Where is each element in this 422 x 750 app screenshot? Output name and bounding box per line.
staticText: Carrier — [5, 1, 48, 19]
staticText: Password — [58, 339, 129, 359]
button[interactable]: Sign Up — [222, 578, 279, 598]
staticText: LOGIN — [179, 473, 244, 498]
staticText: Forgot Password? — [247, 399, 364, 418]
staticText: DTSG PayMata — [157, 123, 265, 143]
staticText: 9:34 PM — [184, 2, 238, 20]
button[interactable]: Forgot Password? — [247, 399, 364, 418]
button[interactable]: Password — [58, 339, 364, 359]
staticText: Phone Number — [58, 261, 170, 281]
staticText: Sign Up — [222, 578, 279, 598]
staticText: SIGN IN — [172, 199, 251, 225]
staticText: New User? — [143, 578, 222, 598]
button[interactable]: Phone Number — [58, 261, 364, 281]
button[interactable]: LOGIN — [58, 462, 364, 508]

WHAT TO WORK ON:
Please reproduce every entry above, line for line and without any changes.

REPLY:
Where is each element in this 422 x 750 app screenshot? Output name and bounding box per line.
staticText: Carrier — [5, 1, 48, 19]
staticText: Password — [58, 339, 129, 359]
button[interactable]: Sign Up — [222, 578, 279, 598]
staticText: LOGIN — [179, 473, 244, 498]
staticText: Forgot Password? — [247, 399, 364, 418]
staticText: DTSG PayMata — [157, 123, 265, 143]
staticText: 9:34 PM — [184, 2, 238, 20]
button[interactable]: Forgot Password? — [247, 399, 364, 418]
button[interactable]: Password — [58, 339, 364, 359]
staticText: Phone Number — [58, 261, 170, 281]
staticText: Sign Up — [222, 578, 279, 598]
staticText: SIGN IN — [172, 199, 251, 225]
staticText: New User? — [143, 578, 222, 598]
button[interactable]: Phone Number — [58, 261, 364, 281]
button[interactable]: LOGIN — [58, 462, 364, 508]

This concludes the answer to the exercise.